- **Supplied material**:
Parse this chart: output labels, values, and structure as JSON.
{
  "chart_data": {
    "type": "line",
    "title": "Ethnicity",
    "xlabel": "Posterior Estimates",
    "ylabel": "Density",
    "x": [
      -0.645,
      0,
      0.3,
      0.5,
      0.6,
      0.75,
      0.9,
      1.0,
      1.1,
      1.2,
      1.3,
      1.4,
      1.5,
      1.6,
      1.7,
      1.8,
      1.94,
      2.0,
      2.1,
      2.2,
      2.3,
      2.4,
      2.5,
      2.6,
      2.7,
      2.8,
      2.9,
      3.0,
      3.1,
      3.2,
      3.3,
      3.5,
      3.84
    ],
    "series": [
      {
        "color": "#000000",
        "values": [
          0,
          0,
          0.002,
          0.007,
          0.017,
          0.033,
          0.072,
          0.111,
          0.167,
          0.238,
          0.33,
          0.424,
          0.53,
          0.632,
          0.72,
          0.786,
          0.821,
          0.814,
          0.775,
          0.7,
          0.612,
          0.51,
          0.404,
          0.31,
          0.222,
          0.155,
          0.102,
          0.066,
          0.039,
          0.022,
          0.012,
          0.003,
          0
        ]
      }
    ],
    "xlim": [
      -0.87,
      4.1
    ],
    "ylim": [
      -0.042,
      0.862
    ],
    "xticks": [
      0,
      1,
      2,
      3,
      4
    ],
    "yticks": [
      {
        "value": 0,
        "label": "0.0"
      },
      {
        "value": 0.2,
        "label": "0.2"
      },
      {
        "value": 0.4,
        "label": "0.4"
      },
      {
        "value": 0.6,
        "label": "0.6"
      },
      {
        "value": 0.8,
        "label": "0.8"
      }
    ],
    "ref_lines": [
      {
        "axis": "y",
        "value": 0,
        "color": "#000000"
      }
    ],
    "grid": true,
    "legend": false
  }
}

- **Instructions to follow**:
Pull out each line of the entries that contains "values".

- **Correct response**:
Parse this chart: output labels, values, and structure as JSON.
        "values": [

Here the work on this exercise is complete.